__What this task involves__
Reproduce the full listing that appears beneath this instruction exactly.

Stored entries
□ □ □

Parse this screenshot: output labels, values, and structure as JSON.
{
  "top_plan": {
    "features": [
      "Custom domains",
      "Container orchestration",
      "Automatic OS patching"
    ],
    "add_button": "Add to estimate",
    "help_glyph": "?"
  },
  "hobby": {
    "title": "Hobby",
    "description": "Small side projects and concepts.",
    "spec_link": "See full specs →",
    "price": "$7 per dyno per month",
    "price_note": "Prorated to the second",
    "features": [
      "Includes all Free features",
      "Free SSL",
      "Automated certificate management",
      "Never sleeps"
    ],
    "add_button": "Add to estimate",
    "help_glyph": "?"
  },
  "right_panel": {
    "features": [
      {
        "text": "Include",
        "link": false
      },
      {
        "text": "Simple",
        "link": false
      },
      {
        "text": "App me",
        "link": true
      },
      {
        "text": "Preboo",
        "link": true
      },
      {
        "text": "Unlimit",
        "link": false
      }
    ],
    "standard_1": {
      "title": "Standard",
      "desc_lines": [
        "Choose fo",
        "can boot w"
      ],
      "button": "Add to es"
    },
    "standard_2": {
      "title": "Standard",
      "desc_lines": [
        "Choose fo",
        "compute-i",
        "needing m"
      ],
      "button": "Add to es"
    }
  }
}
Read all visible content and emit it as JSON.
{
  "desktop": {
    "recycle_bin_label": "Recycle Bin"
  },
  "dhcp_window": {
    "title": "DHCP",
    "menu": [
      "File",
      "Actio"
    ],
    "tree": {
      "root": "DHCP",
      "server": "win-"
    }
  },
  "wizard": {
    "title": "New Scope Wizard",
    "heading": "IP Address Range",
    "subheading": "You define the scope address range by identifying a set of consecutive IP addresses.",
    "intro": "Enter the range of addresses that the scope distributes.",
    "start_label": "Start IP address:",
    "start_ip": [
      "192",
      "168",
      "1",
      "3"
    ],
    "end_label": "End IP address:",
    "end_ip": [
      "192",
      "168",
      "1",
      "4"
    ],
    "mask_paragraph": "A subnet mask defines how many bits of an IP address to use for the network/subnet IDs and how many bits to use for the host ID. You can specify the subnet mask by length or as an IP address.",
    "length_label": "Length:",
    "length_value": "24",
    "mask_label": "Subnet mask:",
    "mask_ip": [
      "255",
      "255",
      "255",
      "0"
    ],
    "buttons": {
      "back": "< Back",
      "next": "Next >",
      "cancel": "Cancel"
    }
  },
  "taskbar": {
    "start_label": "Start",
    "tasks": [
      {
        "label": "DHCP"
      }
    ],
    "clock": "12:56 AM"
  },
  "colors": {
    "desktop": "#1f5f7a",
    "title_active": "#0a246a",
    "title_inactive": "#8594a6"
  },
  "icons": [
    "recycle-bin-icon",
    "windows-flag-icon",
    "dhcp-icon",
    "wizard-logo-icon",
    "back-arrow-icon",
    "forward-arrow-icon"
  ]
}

□ □ □

__Answer for this exercise__
Parse this screenshot: output labels, values, and structure as JSON.
{
  "top_plan": {
    "features": [
      "Custom domains",
      "Container orchestration",
      "Automatic OS patching"
    ],
    "add_button": "Add to estimate",
    "help_glyph": "?"
  },
  "hobby": {
    "title": "Hobby",
    "description": "Small side projects and concepts.",
    "spec_link": "See full specs →",
    "price": "$7 per dyno per month",
    "price_note": "Prorated to the second",
    "features": [
      "Includes all Free features",
      "Free SSL",
      "Automated certificate management",
      "Never sleeps"
    ],
    "add_button": "Add to estimate",
    "help_glyph": "?"
  },
  "right_panel": {
    "features": [
      {
        "text": "Include",
        "link": false
      },
      {
        "text": "Simple",
        "link": false
      },
      {
        "text": "App me",
        "link": true
      },
      {
        "text": "Preboo",
        "link": true
      },
      {
        "text": "Unlimit",
        "link": false
      }
    ],
    "standard_1": {
      "title": "Standard",
      "desc_lines": [
        "Choose fo",
        "can boot w"
      ],
      "button": "Add to es"
    },
    "standard_2": {
      "title": "Standard",
      "desc_lines": [
        "Choose fo",
        "compute-i",
        "needing m"
      ],
      "button": "Add to es"
    }
  }
}
Read all visible content and emit it as JSON.
{
  "desktop": {
    "recycle_bin_label": "Recycle Bin"
  },
  "dhcp_window": {
    "title": "DHCP",
    "menu": [
      "File",
      "Actio"
    ],
    "tree": {
      "root": "DHCP",
      "server": "win-"
    }
  },
  "wizard": {
    "title": "New Scope Wizard",
    "heading": "IP Address Range",
    "subheading": "You define the scope address range by identifying a set of consecutive IP addresses.",
    "intro": "Enter the range of addresses that the scope distributes.",
    "start_label": "Start IP address:",
    "start_ip": [
      "192",
      "168",
      "1",
      "3"
    ],
    "end_label": "End IP address:",
    "end_ip": [
      "192",
      "168",
      "1",
      "4"
    ],
    "mask_paragraph": "A subnet mask defines how many bits of an IP address to use for the network/subnet IDs and how many bits to use for the host ID. You can specify the subnet mask by length or as an IP address.",
    "length_label": "Length:",
    "length_value": "24",
    "mask_label": "Subnet mask:",
    "mask_ip": [
      "255",
      "255",
      "255",
      "0"
    ],
    "buttons": {
      "back": "< Back",
      "next": "Next >",
      "cancel": "Cancel"
    }
  },
  "taskbar": {
    "start_label": "Start",
    "tasks": [
      {
        "label": "DHCP"
      }
    ],
    "clock": "12:56 AM"
  },
  "colors": {
    "desktop": "#1f5f7a",
    "title_active": "#0a246a",
    "title_inactive": "#8594a6"
  },
  "icons": [
    "recycle-bin-icon",
    "windows-flag-icon",
    "dhcp-icon",
    "wizard-logo-icon",
    "back-arrow-icon",
    "forward-arrow-icon"
  ]
}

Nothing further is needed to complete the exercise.